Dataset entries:
- - -

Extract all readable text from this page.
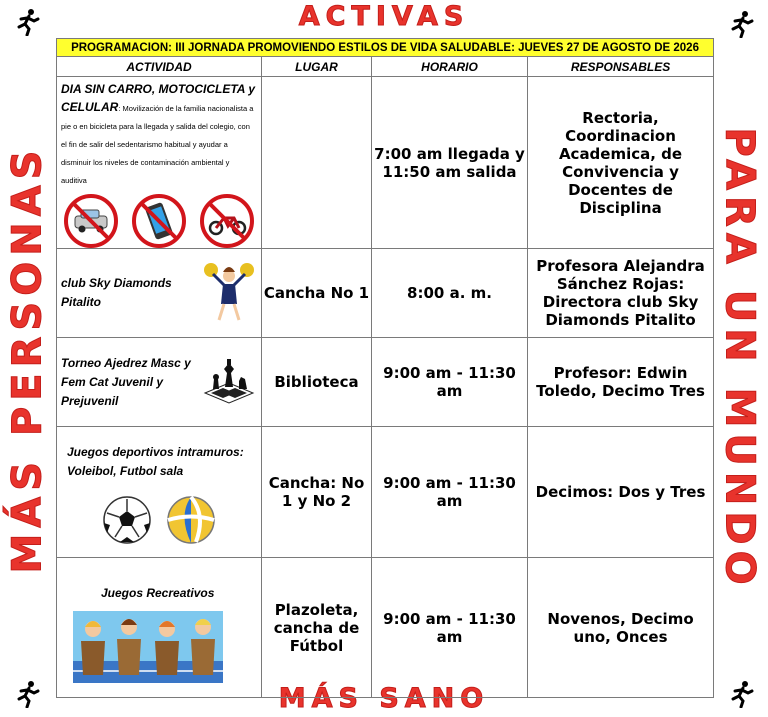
ACTIVAS
MÁS SANO
MÁS PERSONAS	PARA UN MUNDO
PROGRAMACION: III JORNADA PROMOVIENDO ESTILOS DE VIDA SALUDABLE: JUEVES 27 DE AGOSTO DE 2026			
ACTIVIDAD	LUGAR	HORARIO	RESPONSABLES

DIA SIN CARRO, MOTOCICLETA y CELULAR: Movilización de la familia nacionalista a pie o en bicicleta para la llegada y salida del colegio, con el fin de salir del sedentarismo habitual y ayudar a disminuir los niveles de contaminación ambiental y auditiva		7:00 am llegada y 11:50 am salida	Rectoria, Coordinacion Academica, de Convivencia y Docentes de Disciplina

club Sky Diamonds Pitalito	Cancha No 1	8:00 a. m.	Profesora Alejandra Sánchez Rojas: Directora club Sky Diamonds Pitalito

Torneo Ajedrez Masc y Fem Cat Juvenil y Prejuvenil	Biblioteca	9:00 am - 11:30 am	Profesor: Edwin Toledo, Decimo Tres

Juegos deportivos intramuros: Voleibol, Futbol sala	Cancha: No 1 y No 2	9:00 am - 11:30 am	Decimos: Dos y Tres

Juegos Recreativos	Plazoleta, cancha de Fútbol	9:00 am - 11:30 am	Novenos, Decimo uno, Onces
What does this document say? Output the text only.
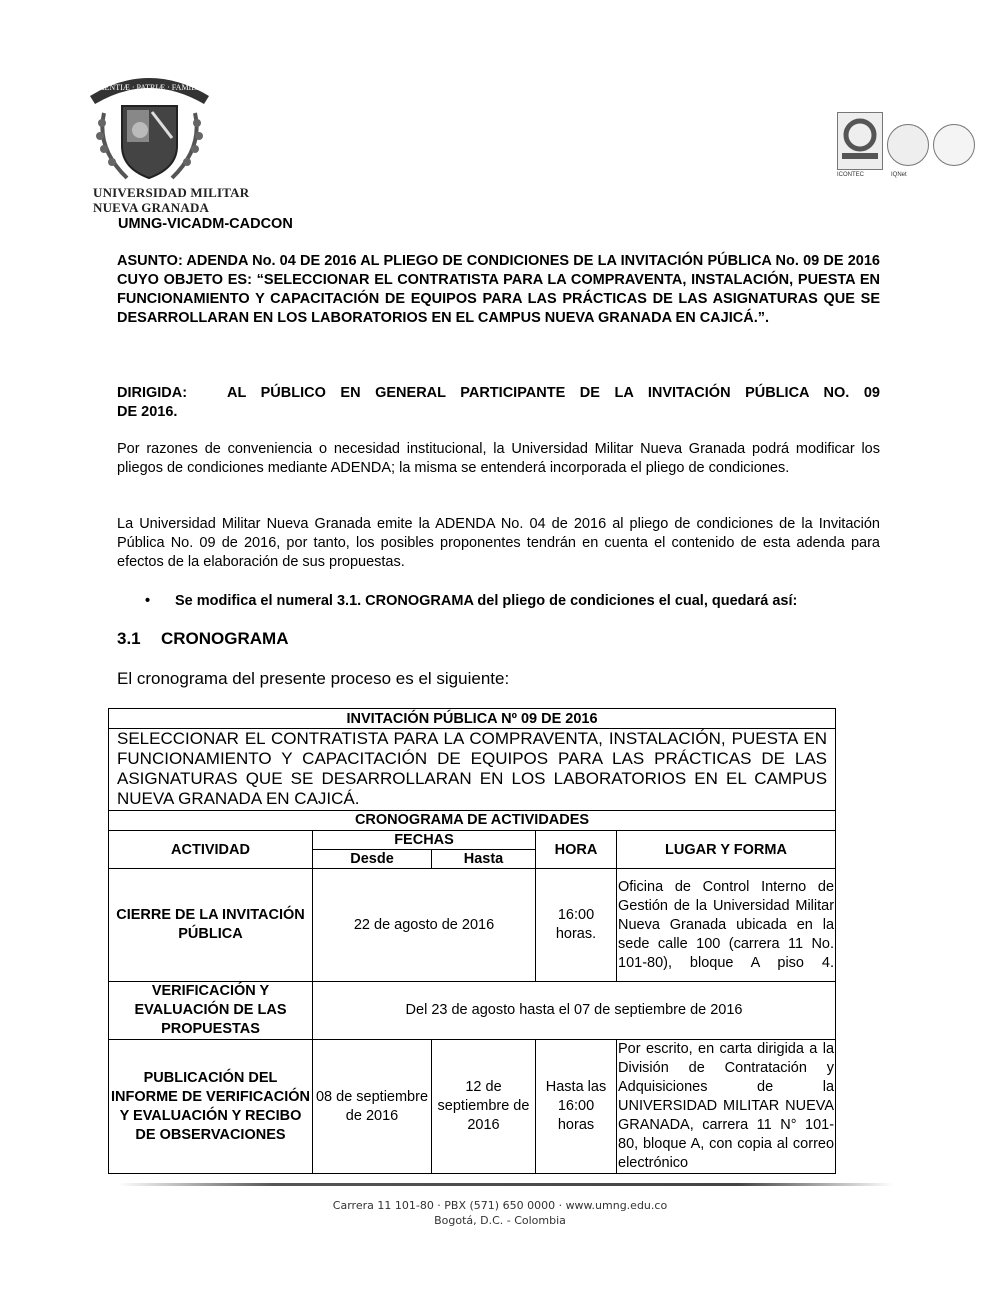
SCIENTIÆ · PATRIÆ · FAMILIÆ
UNIVERSIDAD MILITAR
NUEVA GRANADA
ICONTEC	IQNet
UMNG-VICADM-CADCON
ASUNTO: ADENDA No. 04 DE 2016 AL PLIEGO DE CONDICIONES DE LA INVITACIÓN PÚBLICA No. 09 DE 2016 CUYO OBJETO ES: “SELECCIONAR EL CONTRATISTA PARA LA COMPRAVENTA, INSTALACIÓN, PUESTA EN FUNCIONAMIENTO Y CAPACITACIÓN DE EQUIPOS PARA LAS PRÁCTICAS DE LAS ASIGNATURAS QUE SE DESARROLLARAN EN LOS LABORATORIOS EN EL CAMPUS NUEVA GRANADA EN CAJICÁ.”.
DIRIGIDA:	AL PÚBLICO EN GENERAL PARTICIPANTE DE LA INVITACIÓN PÚBLICA NO. 09
DE 2016.
Por razones de conveniencia o necesidad institucional, la Universidad Militar Nueva Granada podrá modificar los pliegos de condiciones mediante ADENDA; la misma se entenderá incorporada el pliego de condiciones.
La Universidad Militar Nueva Granada emite la ADENDA No. 04 de 2016 al pliego de condiciones de la Invitación Pública No. 09 de 2016, por tanto, los posibles proponentes tendrán en cuenta el contenido de esta adenda para efectos de la elaboración de sus propuestas.
• Se modifica el numeral 3.1. CRONOGRAMA del pliego de condiciones el cual, quedará así:
3.1 CRONOGRAMA
El cronograma del presente proceso es el siguiente:
INVITACIÓN PÚBLICA Nº 09 DE 2016				
SELECCIONAR EL CONTRATISTA PARA LA COMPRAVENTA, INSTALACIÓN, PUESTA EN FUNCIONAMIENTO Y CAPACITACIÓN DE EQUIPOS PARA LAS PRÁCTICAS DE LAS ASIGNATURAS QUE SE DESARROLLARAN EN LOS LABORATORIOS EN EL CAMPUS NUEVA GRANADA EN CAJICÁ.				
CRONOGRAMA DE ACTIVIDADES				
ACTIVIDAD	FECHAS		HORA	LUGAR Y FORMA
	Desde	Hasta		
CIERRE DE LA INVITACIÓN PÚBLICA	22 de agosto de 2016		16:00 horas.	Oficina de Control Interno de Gestión de la Universidad Militar Nueva Granada ubicada en la sede calle 100 (carrera 11 No. 101-80), bloque A piso 4.
VERIFICACIÓN Y EVALUACIÓN DE LAS PROPUESTAS	Del 23 de agosto hasta el 07 de septiembre de 2016			
PUBLICACIÓN DEL INFORME DE VERIFICACIÓN Y EVALUACIÓN Y RECIBO DE OBSERVACIONES	08 de septiembre de 2016	12 de septiembre de 2016	Hasta las 16:00 horas	Por escrito, en carta dirigida a la División de Contratación y Adquisiciones de la UNIVERSIDAD MILITAR NUEVA GRANADA, carrera 11 N° 101-80, bloque A, con copia al correo electrónico
Carrera 11 101-80 · PBX (571) 650 0000 · www.umng.edu.co
Bogotá, D.C. - Colombia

- - -

Exercise: Copy out the lines that hold "septiembre".

The completed task:
VERIFICACIÓN Y EVALUACIÓN DE LAS PROPUESTAS	Del 23 de agosto hasta el 07 de septiembre de 2016			
PUBLICACIÓN DEL INFORME DE VERIFICACIÓN Y EVALUACIÓN Y RECIBO DE OBSERVACIONES	08 de septiembre de 2016	12 de septiembre de 2016	Hasta las 16:00 horas	Por escrito, en carta dirigida a la División de Contratación y Adquisiciones de la UNIVERSIDAD MILITAR NUEVA GRANADA, carrera 11 N° 101-80, bloque A, con copia al correo electrónico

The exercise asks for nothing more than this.